- **Work required**
Could you repeat the records below exactly, leaving out any pictures?

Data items

#####

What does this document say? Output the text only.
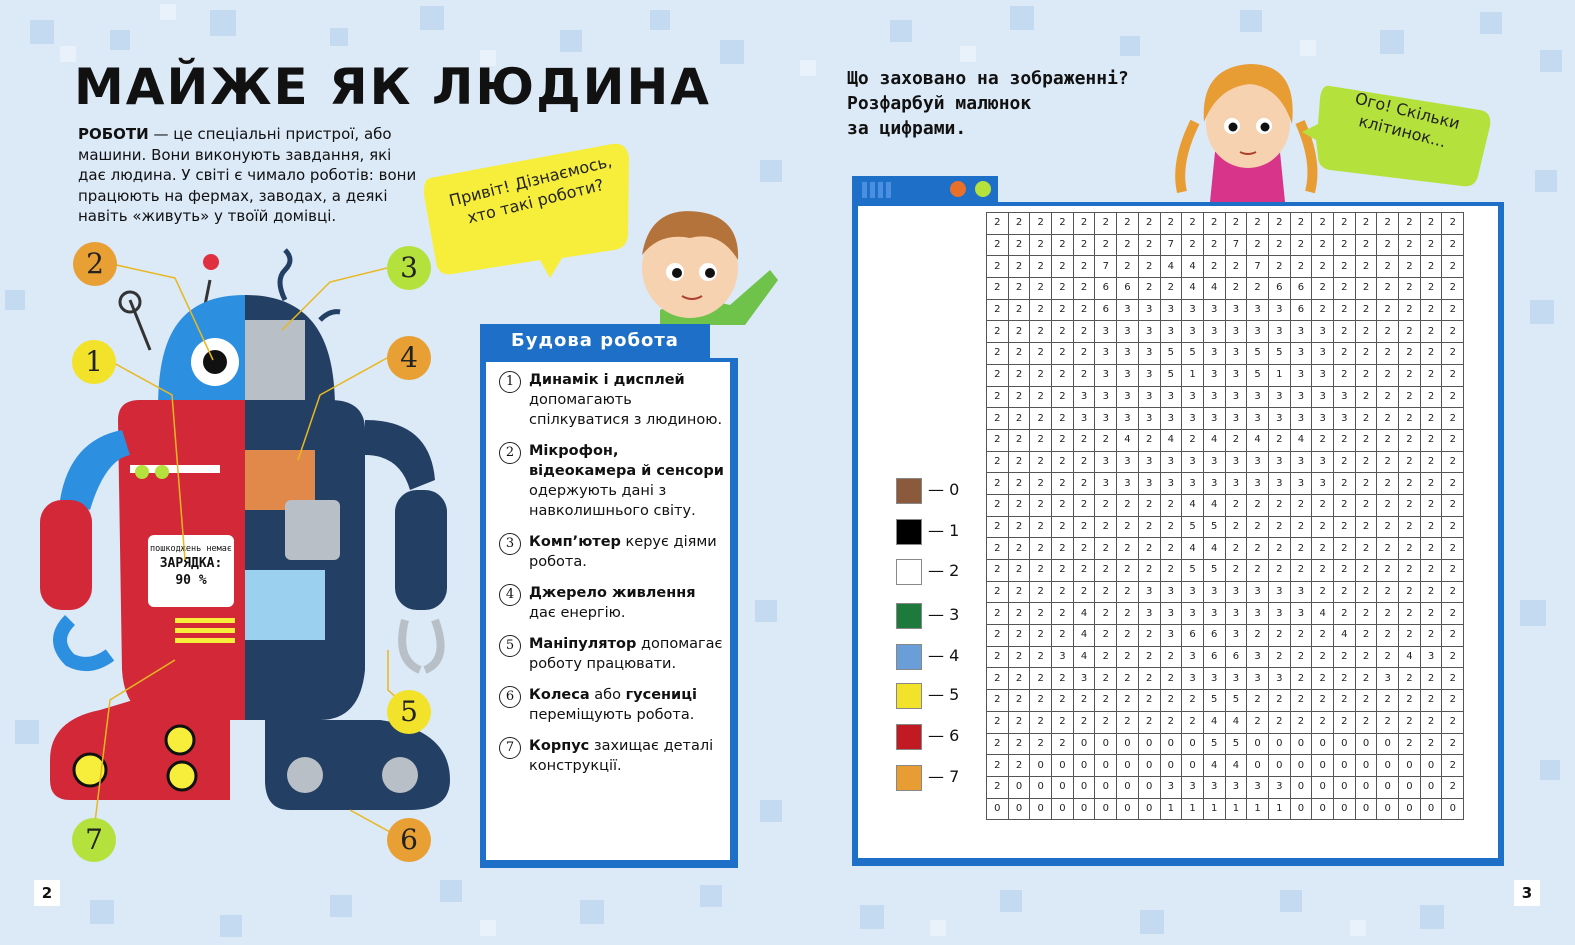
МАЙЖЕ ЯК ЛЮДИНА
РОБОТИ — це спеціальні пристрої, або машини. Вони виконують завдання, які дає людина. У світі є чимало роботів: вони працюють на фермах, заводах, а деякі навіть «живуть» у твоїй домівці.
пошкоджень немає
ЗАРЯДКА:
90 %
2
1
3
4
5
6
7
Привіт! Дізнаємось, хто такі роботи?
Будова робота
1	Динамік і дисплей допомагають спілкуватися з людиною.
2	Мікрофон, відеокамера й сенсори одержують дані з навколишнього світу.
3	Комп’ютер керує діями робота.
4	Джерело живлення дає енергію.
5	Маніпулятор допомагає роботу працювати.
6	Колеса або гусениці переміщують робота.
7	Корпус захищає деталі конструкції.
2
Що заховано на зображенні?
Розфарбуй малюнок
за цифрами.	Ого! Скільки клітинок...
— 0
— 1
— 2
— 3
— 4
— 5
— 6
— 7
2	2	2	2	2	2	2	2	2	2	2	2	2	2	2	2	2	2	2	2	2	2
2	2	2	2	2	2	2	2	7	2	2	7	2	2	2	2	2	2	2	2	2	2
2	2	2	2	2	7	2	2	4	4	2	2	7	2	2	2	2	2	2	2	2	2
2	2	2	2	2	6	6	2	2	4	4	2	2	6	6	2	2	2	2	2	2	2
2	2	2	2	2	6	3	3	3	3	3	3	3	3	6	2	2	2	2	2	2	2
2	2	2	2	2	3	3	3	3	3	3	3	3	3	3	3	2	2	2	2	2	2
2	2	2	2	2	3	3	3	5	5	3	3	5	5	3	3	2	2	2	2	2	2
2	2	2	2	2	3	3	3	5	1	3	3	5	1	3	3	2	2	2	2	2	2
2	2	2	2	3	3	3	3	3	3	3	3	3	3	3	3	3	2	2	2	2	2
2	2	2	2	3	3	3	3	3	3	3	3	3	3	3	3	3	2	2	2	2	2
2	2	2	2	2	2	4	2	4	2	4	2	4	2	4	2	2	2	2	2	2	2
2	2	2	2	2	3	3	3	3	3	3	3	3	3	3	3	2	2	2	2	2	2
2	2	2	2	2	3	3	3	3	3	3	3	3	3	3	3	2	2	2	2	2	2
2	2	2	2	2	2	2	2	2	4	4	2	2	2	2	2	2	2	2	2	2	2
2	2	2	2	2	2	2	2	2	5	5	2	2	2	2	2	2	2	2	2	2	2
2	2	2	2	2	2	2	2	2	4	4	2	2	2	2	2	2	2	2	2	2	2
2	2	2	2	2	2	2	2	2	5	5	2	2	2	2	2	2	2	2	2	2	2
2	2	2	2	2	2	2	3	3	3	3	3	3	3	3	2	2	2	2	2	2	2
2	2	2	2	4	2	2	3	3	3	3	3	3	3	3	4	2	2	2	2	2	2
2	2	2	2	4	2	2	2	3	6	6	3	2	2	2	2	4	2	2	2	2	2
2	2	2	3	4	2	2	2	2	3	6	6	3	2	2	2	2	2	2	4	3	2
2	2	2	2	3	2	2	2	2	3	3	3	3	3	2	2	2	2	3	2	2	2
2	2	2	2	2	2	2	2	2	2	5	5	2	2	2	2	2	2	2	2	2	2
2	2	2	2	2	2	2	2	2	2	4	4	2	2	2	2	2	2	2	2	2	2
2	2	2	2	0	0	0	0	0	0	5	5	0	0	0	0	0	0	0	2	2	2
2	2	0	0	0	0	0	0	0	0	4	4	0	0	0	0	0	0	0	0	0	2
2	0	0	0	0	0	0	0	3	3	3	3	3	3	0	0	0	0	0	0	0	2
0	0	0	0	0	0	0	0	1	1	1	1	1	1	0	0	0	0	0	0	0	0
3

#####

- **The output**
What does this document say? Output the text only.
МАЙЖЕ ЯК ЛЮДИНА
РОБОТИ — це спеціальні пристрої, або машини. Вони виконують завдання, які дає людина. У світі є чимало роботів: вони працюють на фермах, заводах, а деякі навіть «живуть» у твоїй домівці.
пошкоджень немає
ЗАРЯДКА:
90 %
2
1
3
4
5
6
7
Привіт! Дізнаємось, хто такі роботи?
Будова робота
1	Динамік і дисплей допомагають спілкуватися з людиною.
2	Мікрофон, відеокамера й сенсори одержують дані з навколишнього світу.
3	Комп’ютер керує діями робота.
4	Джерело живлення дає енергію.
5	Маніпулятор допомагає роботу працювати.
6	Колеса або гусениці переміщують робота.
7	Корпус захищає деталі конструкції.
2
Що заховано на зображенні?
Розфарбуй малюнок
за цифрами.	Ого! Скільки клітинок...
— 0
— 1
— 2
— 3
— 4
— 5
— 6
— 7
2	2	2	2	2	2	2	2	2	2	2	2	2	2	2	2	2	2	2	2	2	2
2	2	2	2	2	2	2	2	7	2	2	7	2	2	2	2	2	2	2	2	2	2
2	2	2	2	2	7	2	2	4	4	2	2	7	2	2	2	2	2	2	2	2	2
2	2	2	2	2	6	6	2	2	4	4	2	2	6	6	2	2	2	2	2	2	2
2	2	2	2	2	6	3	3	3	3	3	3	3	3	6	2	2	2	2	2	2	2
2	2	2	2	2	3	3	3	3	3	3	3	3	3	3	3	2	2	2	2	2	2
2	2	2	2	2	3	3	3	5	5	3	3	5	5	3	3	2	2	2	2	2	2
2	2	2	2	2	3	3	3	5	1	3	3	5	1	3	3	2	2	2	2	2	2
2	2	2	2	3	3	3	3	3	3	3	3	3	3	3	3	3	2	2	2	2	2
2	2	2	2	3	3	3	3	3	3	3	3	3	3	3	3	3	2	2	2	2	2
2	2	2	2	2	2	4	2	4	2	4	2	4	2	4	2	2	2	2	2	2	2
2	2	2	2	2	3	3	3	3	3	3	3	3	3	3	3	2	2	2	2	2	2
2	2	2	2	2	3	3	3	3	3	3	3	3	3	3	3	2	2	2	2	2	2
2	2	2	2	2	2	2	2	2	4	4	2	2	2	2	2	2	2	2	2	2	2
2	2	2	2	2	2	2	2	2	5	5	2	2	2	2	2	2	2	2	2	2	2
2	2	2	2	2	2	2	2	2	4	4	2	2	2	2	2	2	2	2	2	2	2
2	2	2	2	2	2	2	2	2	5	5	2	2	2	2	2	2	2	2	2	2	2
2	2	2	2	2	2	2	3	3	3	3	3	3	3	3	2	2	2	2	2	2	2
2	2	2	2	4	2	2	3	3	3	3	3	3	3	3	4	2	2	2	2	2	2
2	2	2	2	4	2	2	2	3	6	6	3	2	2	2	2	4	2	2	2	2	2
2	2	2	3	4	2	2	2	2	3	6	6	3	2	2	2	2	2	2	4	3	2
2	2	2	2	3	2	2	2	2	3	3	3	3	3	2	2	2	2	3	2	2	2
2	2	2	2	2	2	2	2	2	2	5	5	2	2	2	2	2	2	2	2	2	2
2	2	2	2	2	2	2	2	2	2	4	4	2	2	2	2	2	2	2	2	2	2
2	2	2	2	0	0	0	0	0	0	5	5	0	0	0	0	0	0	0	2	2	2
2	2	0	0	0	0	0	0	0	0	4	4	0	0	0	0	0	0	0	0	0	2
2	0	0	0	0	0	0	0	3	3	3	3	3	3	0	0	0	0	0	0	0	2
0	0	0	0	0	0	0	0	1	1	1	1	1	1	0	0	0	0	0	0	0	0
3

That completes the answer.